■ **Provided data**
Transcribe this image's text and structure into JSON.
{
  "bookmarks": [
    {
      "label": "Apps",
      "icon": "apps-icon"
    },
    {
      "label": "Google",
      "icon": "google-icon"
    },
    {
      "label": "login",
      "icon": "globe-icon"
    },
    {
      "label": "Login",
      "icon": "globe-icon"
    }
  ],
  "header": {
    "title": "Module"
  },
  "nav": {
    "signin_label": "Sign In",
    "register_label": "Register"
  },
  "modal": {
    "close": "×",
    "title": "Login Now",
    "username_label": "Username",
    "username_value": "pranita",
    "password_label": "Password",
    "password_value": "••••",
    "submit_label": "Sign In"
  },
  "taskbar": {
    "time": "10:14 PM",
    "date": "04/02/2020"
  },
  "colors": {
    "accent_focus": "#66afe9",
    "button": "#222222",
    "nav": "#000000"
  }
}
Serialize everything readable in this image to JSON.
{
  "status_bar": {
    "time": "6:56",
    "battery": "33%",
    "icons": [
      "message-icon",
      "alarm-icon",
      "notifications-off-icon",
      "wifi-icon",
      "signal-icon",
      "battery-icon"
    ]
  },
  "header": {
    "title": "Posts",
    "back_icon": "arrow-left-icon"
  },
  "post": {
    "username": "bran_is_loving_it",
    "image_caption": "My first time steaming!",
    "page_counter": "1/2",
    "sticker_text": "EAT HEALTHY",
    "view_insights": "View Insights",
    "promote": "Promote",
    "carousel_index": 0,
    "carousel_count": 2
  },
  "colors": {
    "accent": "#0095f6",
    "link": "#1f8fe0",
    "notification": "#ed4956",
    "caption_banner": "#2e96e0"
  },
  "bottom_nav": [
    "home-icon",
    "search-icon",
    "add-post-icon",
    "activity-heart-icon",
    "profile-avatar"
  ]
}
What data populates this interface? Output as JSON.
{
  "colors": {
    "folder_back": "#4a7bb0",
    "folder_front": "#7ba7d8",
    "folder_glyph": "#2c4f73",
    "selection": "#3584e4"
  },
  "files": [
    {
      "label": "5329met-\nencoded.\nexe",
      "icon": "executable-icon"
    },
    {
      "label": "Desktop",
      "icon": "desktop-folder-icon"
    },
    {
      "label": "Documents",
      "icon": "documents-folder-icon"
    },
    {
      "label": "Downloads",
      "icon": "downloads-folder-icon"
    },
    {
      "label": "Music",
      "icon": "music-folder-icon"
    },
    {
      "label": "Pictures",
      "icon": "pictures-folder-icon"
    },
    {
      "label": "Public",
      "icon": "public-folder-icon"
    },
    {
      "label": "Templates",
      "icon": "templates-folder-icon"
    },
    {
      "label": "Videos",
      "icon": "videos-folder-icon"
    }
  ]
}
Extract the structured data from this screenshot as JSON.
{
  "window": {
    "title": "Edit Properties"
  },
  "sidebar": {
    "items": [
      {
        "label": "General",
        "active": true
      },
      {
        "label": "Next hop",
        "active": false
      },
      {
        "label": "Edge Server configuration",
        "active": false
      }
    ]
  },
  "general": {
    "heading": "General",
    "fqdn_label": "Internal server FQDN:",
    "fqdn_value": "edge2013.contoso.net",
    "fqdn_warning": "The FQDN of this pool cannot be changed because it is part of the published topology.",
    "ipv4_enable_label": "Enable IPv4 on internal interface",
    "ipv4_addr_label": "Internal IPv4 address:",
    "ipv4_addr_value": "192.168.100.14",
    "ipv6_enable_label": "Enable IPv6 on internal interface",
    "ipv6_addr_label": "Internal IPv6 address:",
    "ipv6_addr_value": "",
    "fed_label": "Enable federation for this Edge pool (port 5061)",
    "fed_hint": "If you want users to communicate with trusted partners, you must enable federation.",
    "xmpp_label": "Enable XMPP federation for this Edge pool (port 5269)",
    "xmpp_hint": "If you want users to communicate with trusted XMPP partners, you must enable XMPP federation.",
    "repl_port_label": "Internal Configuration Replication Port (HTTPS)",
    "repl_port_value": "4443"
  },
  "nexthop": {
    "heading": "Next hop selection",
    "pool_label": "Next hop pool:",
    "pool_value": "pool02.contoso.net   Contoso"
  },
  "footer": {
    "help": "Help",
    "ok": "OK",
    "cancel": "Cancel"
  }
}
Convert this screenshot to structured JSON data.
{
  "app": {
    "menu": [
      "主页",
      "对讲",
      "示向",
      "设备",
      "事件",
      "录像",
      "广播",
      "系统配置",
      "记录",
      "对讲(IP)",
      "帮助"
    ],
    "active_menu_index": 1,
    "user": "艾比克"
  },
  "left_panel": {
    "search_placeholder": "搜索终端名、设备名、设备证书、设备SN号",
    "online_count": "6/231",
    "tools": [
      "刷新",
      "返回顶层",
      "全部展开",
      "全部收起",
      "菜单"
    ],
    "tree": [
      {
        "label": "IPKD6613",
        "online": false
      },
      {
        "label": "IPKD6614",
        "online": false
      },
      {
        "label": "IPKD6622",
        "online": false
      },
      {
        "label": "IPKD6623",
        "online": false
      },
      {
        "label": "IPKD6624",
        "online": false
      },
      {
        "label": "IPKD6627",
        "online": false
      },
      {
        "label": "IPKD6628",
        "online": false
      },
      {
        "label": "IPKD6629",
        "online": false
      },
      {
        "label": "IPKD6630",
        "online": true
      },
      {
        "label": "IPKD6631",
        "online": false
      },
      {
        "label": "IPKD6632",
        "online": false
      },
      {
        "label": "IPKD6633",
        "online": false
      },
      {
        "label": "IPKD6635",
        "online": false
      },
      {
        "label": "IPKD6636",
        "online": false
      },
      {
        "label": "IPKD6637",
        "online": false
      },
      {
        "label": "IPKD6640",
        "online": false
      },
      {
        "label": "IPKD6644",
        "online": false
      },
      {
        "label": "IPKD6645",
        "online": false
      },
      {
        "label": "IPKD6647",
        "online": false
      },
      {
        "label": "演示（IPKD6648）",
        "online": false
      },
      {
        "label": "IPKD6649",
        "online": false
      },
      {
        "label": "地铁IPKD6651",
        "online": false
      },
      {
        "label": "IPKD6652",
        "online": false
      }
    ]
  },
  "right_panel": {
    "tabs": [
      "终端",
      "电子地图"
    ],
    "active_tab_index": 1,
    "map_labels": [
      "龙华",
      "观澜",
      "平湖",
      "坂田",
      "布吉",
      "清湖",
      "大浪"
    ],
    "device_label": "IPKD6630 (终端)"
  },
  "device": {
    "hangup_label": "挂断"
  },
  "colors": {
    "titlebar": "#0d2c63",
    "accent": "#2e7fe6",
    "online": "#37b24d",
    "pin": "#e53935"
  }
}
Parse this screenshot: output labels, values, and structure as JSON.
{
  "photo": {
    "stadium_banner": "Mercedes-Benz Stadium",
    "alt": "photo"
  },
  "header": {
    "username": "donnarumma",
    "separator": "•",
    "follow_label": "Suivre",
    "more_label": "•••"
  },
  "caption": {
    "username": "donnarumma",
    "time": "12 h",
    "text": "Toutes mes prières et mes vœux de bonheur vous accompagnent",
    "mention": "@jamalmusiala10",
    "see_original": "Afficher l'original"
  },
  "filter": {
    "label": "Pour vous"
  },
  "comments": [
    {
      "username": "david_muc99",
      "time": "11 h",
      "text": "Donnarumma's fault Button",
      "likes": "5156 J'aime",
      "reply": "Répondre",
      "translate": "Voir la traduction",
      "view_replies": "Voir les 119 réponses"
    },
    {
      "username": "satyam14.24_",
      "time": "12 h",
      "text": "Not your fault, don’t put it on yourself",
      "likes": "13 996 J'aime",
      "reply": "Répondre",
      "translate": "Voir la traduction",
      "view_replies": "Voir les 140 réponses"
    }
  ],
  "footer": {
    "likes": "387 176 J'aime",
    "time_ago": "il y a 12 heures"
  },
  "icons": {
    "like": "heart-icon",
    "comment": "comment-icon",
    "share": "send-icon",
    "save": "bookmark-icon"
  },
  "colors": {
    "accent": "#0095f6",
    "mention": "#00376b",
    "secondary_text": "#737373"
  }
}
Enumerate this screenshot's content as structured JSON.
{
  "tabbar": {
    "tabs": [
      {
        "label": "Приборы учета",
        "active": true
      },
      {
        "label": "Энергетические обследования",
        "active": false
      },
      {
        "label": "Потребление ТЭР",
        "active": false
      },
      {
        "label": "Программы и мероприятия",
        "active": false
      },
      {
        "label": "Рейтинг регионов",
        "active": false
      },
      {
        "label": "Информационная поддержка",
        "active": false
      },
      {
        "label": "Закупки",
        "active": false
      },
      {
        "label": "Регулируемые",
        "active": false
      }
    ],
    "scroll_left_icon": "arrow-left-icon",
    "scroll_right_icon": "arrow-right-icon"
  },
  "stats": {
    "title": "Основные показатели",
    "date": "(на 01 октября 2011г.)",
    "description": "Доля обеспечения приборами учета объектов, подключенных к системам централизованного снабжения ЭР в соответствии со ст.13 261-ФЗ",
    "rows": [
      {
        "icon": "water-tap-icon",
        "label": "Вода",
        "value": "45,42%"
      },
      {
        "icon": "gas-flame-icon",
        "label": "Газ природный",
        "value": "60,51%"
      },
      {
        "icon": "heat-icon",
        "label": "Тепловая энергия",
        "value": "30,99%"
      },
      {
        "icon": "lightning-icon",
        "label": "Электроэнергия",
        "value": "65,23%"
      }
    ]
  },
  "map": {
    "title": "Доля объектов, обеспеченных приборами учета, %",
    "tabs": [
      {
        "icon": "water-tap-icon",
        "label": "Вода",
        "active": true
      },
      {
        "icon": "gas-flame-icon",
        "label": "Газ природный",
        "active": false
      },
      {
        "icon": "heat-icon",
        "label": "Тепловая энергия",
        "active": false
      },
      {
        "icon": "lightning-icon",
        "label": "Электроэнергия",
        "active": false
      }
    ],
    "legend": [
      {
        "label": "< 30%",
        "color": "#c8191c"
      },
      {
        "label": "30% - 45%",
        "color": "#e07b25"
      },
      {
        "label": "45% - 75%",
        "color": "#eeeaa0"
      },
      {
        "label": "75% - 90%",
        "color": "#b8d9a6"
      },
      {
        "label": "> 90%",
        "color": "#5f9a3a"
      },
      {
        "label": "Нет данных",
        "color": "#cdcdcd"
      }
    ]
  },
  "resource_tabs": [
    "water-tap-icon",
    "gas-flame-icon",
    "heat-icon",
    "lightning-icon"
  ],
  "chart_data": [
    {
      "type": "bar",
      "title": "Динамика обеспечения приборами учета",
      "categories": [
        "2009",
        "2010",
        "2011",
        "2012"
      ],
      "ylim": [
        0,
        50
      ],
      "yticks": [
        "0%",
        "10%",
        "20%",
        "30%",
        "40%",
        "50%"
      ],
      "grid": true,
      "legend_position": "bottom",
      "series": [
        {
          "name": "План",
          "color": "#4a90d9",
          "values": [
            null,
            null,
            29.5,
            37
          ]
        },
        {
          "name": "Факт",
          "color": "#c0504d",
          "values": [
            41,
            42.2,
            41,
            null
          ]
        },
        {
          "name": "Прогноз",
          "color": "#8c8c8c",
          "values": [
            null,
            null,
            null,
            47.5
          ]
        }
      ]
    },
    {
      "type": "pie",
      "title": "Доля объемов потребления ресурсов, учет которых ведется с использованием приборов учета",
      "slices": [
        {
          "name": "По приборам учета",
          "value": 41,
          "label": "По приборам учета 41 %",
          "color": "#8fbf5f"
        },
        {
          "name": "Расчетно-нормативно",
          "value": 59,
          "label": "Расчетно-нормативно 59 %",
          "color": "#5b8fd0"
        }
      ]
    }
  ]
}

■ **Task to complete**
Looking at the entries above, say how many lines contain the word "Доля". Only the number is wanted.

■ **Task response**
3